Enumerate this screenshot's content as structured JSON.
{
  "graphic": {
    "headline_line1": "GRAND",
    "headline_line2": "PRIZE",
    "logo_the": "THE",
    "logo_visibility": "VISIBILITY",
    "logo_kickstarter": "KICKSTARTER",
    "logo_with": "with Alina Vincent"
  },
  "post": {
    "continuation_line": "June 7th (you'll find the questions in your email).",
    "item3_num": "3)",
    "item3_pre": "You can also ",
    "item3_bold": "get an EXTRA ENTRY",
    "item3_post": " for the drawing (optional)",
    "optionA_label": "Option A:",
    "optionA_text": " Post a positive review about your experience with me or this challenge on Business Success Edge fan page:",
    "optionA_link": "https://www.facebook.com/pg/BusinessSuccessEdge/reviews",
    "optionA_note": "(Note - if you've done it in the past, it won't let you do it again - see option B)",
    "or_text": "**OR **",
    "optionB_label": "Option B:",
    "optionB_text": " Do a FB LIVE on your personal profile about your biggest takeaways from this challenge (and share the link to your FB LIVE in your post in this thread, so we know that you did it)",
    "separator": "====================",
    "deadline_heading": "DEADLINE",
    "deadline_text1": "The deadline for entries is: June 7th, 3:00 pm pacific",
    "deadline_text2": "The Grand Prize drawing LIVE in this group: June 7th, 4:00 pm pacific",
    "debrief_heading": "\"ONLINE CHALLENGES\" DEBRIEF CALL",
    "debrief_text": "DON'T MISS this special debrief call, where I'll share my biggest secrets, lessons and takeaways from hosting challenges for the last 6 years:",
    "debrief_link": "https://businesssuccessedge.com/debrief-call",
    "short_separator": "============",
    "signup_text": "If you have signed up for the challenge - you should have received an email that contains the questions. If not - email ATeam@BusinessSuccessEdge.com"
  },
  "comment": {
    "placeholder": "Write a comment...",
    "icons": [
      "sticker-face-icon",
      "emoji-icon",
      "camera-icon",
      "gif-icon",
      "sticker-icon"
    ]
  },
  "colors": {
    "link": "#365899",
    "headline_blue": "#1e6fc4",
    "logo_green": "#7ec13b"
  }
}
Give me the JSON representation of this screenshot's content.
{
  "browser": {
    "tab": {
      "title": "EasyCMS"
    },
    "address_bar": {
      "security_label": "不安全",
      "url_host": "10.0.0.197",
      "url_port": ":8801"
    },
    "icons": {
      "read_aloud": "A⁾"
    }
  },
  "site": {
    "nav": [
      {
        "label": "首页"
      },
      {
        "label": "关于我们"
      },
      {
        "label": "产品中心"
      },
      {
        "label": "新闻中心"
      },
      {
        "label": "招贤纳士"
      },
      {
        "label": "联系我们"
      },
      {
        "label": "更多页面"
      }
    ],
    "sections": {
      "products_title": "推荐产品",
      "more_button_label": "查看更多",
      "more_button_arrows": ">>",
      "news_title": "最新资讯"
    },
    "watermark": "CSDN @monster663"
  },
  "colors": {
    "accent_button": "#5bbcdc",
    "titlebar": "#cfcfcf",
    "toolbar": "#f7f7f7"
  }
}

- - - - - - -

## Exercise objective:
Where does the word "https" appear? Return each line that holds it.

## The solution:
    "optionA_link": "https://www.facebook.com/pg/BusinessSuccessEdge/reviews",
    "debrief_link": "https://businesssuccessedge.com/debrief-call",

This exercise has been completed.